--- START PAGE ---
Opinion: GM Shooting Itself in Foot By Killing Chevrolet Malibu


opinion gm shooting itself in foot by killing chevrolet malibu

The Chevrolet Malibu is dead.

Or, at least, it will be come November.

This despite the fact that the sedan was the third-best selling Chevrolet, behind only the Equinox and Silverado.

On the other hand, Q1 sales for the car were down 13 percent year-over-year. And I am sure some Malibus were being bought by fleets, not Joe and Jane down the street.

Either way, I think the fact that Chevrolet will not, at least for a while, have a sedan on offer is a bad decision.

I could understand if the Malibu was really slow-selling — it was no surprise when Subaru axed the Legacy, for example. But given that it was one of the better-selling Chevys, I am scratching my head a bit.

Sure, the current Malibu is a bit behind the competition — most car reviewers would place it behind the segment stalwarts from Honda and Toyota, and clearly most buyers have, too — but it is still affordable and fuel efficient.

opinion gm shooting itself in foot by killing chevrolet malibu

I know, I know, crossovers are king right now — but there is still demand for sedans. Yet GM seems content to let Honda, Toyota (which has a new Camry launching), and Hyundai/Kia compete for sedan buyers.

Ford and Stellantis have mostly exited the space, too. And to be fair to GM, you can still get a Cadillac in sedan form.

We’ve been told that OEMs are killing sedans because it’s cheaper to build crossovers, and since crossovers are in high demand, automakers can charge more for them.

That second part is true, and the first part definitely applies to body-on-frame SUVs. However, it’s not clear if unibody crossovers, many of which share platforms with current or currently dead sedans, are cheaper to build. Robby DeGraff, Manager, Product and Consumer Insights at AutoPacific, tells me that unibody crossovers may cost slightly more to build than cars, but not a lot.

The problem I have with the culling of sedans is the short-sightedness. Yes, crossovers are hot and yes they can make OEMs money. But even if sedans are no longer the dominant family car, some people still prefer them, for a variety of reasons. It may be improved fuel economy or ride and handling. Some folks don’t want to climb up into a taller vehicle. Some folks just would rather spend less money than a crossover might command.
--- END PAGE ---
§ REQUIREMENT A: Transcribe the rows exactly, starting with the first row and going on through the row that contains "entry-line: Nominandole la".
--- START INPUT ROWS ---
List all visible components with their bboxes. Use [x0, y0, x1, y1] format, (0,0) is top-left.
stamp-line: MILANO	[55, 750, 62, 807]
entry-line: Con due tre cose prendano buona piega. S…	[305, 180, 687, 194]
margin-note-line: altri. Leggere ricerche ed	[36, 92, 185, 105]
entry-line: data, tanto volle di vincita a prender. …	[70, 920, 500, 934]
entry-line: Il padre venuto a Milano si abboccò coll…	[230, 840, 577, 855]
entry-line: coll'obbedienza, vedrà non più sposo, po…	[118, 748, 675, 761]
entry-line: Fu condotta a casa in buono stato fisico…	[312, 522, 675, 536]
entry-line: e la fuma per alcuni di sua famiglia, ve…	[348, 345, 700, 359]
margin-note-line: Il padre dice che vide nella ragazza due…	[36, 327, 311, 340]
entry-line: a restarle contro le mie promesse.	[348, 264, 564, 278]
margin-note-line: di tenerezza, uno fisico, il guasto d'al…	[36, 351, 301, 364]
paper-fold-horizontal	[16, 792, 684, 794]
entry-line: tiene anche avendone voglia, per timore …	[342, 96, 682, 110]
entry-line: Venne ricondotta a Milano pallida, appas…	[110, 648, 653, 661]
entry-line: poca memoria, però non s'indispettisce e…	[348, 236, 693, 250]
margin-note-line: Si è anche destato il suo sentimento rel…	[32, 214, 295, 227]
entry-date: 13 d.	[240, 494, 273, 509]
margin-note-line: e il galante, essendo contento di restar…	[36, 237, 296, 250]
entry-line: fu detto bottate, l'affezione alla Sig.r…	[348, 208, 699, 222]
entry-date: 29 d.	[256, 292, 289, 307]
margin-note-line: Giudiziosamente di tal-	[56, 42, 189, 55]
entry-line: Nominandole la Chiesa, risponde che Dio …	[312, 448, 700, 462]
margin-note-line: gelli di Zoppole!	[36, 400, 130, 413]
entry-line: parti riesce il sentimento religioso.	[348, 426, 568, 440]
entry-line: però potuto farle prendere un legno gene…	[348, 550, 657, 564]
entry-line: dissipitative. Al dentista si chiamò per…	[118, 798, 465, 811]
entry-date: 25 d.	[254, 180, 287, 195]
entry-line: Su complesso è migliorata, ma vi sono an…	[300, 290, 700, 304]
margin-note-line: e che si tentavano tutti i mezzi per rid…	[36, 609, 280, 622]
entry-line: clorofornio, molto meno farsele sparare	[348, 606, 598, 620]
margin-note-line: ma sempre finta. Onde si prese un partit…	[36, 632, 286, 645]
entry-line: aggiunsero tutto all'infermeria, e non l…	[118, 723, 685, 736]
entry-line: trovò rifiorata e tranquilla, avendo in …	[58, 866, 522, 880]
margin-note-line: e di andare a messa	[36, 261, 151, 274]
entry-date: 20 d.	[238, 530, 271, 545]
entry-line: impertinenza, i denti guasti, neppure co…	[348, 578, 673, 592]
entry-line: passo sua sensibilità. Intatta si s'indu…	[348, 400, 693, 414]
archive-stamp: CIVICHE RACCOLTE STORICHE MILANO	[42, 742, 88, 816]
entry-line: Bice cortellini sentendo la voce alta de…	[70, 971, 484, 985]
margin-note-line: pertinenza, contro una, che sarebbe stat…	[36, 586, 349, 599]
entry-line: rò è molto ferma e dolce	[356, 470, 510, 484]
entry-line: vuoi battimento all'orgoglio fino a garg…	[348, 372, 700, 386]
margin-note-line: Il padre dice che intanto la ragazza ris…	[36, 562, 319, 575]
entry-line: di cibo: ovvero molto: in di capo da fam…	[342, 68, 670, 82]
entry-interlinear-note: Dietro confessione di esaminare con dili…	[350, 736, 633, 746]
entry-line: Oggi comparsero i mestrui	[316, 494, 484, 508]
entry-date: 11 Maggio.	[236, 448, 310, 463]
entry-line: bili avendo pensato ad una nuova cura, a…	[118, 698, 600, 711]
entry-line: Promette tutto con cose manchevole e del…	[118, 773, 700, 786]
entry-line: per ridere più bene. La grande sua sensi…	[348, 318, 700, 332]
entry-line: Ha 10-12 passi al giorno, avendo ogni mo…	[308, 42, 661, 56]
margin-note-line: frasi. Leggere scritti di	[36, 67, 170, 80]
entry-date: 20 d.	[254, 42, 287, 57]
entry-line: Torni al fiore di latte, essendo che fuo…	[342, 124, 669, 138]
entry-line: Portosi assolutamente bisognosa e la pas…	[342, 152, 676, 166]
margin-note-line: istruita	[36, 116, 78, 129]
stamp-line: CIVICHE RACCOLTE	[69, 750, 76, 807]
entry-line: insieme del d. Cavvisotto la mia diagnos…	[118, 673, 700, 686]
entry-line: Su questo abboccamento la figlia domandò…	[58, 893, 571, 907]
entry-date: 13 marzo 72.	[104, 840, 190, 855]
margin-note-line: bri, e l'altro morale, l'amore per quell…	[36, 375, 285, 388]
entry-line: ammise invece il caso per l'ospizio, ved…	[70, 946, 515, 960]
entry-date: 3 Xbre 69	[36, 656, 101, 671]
--- END INPUT ROWS ---
§ REQUIREMENT B: Restate word for word the passage of the Malibu article starting with "The Chevrolet Malibu" and going on through "a bad decision.".

§ WRITTEN SOLUTION A:
List all visible components with their bboxes. Use [x0, y0, x1, y1] format, (0,0) is top-left.
stamp-line: MILANO	[55, 750, 62, 807]
entry-line: Con due tre cose prendano buona piega. S…	[305, 180, 687, 194]
margin-note-line: altri. Leggere ricerche ed	[36, 92, 185, 105]
entry-line: data, tanto volle di vincita a prender. …	[70, 920, 500, 934]
entry-line: Il padre venuto a Milano si abboccò coll…	[230, 840, 577, 855]
entry-line: coll'obbedienza, vedrà non più sposo, po…	[118, 748, 675, 761]
entry-line: Fu condotta a casa in buono stato fisico…	[312, 522, 675, 536]
entry-line: e la fuma per alcuni di sua famiglia, ve…	[348, 345, 700, 359]
margin-note-line: Il padre dice che vide nella ragazza due…	[36, 327, 311, 340]
entry-line: a restarle contro le mie promesse.	[348, 264, 564, 278]
margin-note-line: di tenerezza, uno fisico, il guasto d'al…	[36, 351, 301, 364]
paper-fold-horizontal	[16, 792, 684, 794]
entry-line: tiene anche avendone voglia, per timore …	[342, 96, 682, 110]
entry-line: Venne ricondotta a Milano pallida, appas…	[110, 648, 653, 661]
entry-line: poca memoria, però non s'indispettisce e…	[348, 236, 693, 250]
margin-note-line: Si è anche destato il suo sentimento rel…	[32, 214, 295, 227]
entry-date: 13 d.	[240, 494, 273, 509]
margin-note-line: e il galante, essendo contento di restar…	[36, 237, 296, 250]
entry-line: fu detto bottate, l'affezione alla Sig.r…	[348, 208, 699, 222]
entry-date: 29 d.	[256, 292, 289, 307]
margin-note-line: Giudiziosamente di tal-	[56, 42, 189, 55]
entry-line: Nominandole la Chiesa, risponde che Dio …	[312, 448, 700, 462]

§ WRITTEN SOLUTION B:
The Chevrolet Malibu is dead.

Or, at least, it will be come November.

This despite the fact that the sedan was the third-best selling Chevrolet, behind only the Equinox and Silverado.

On the other hand, Q1 sales for the car were down 13 percent year-over-year. And I am sure some Malibus were being bought by fleets, not Joe and Jane down the street.

Either way, I think the fact that Chevrolet will not, at least for a while, have a sedan on offer is a bad decision.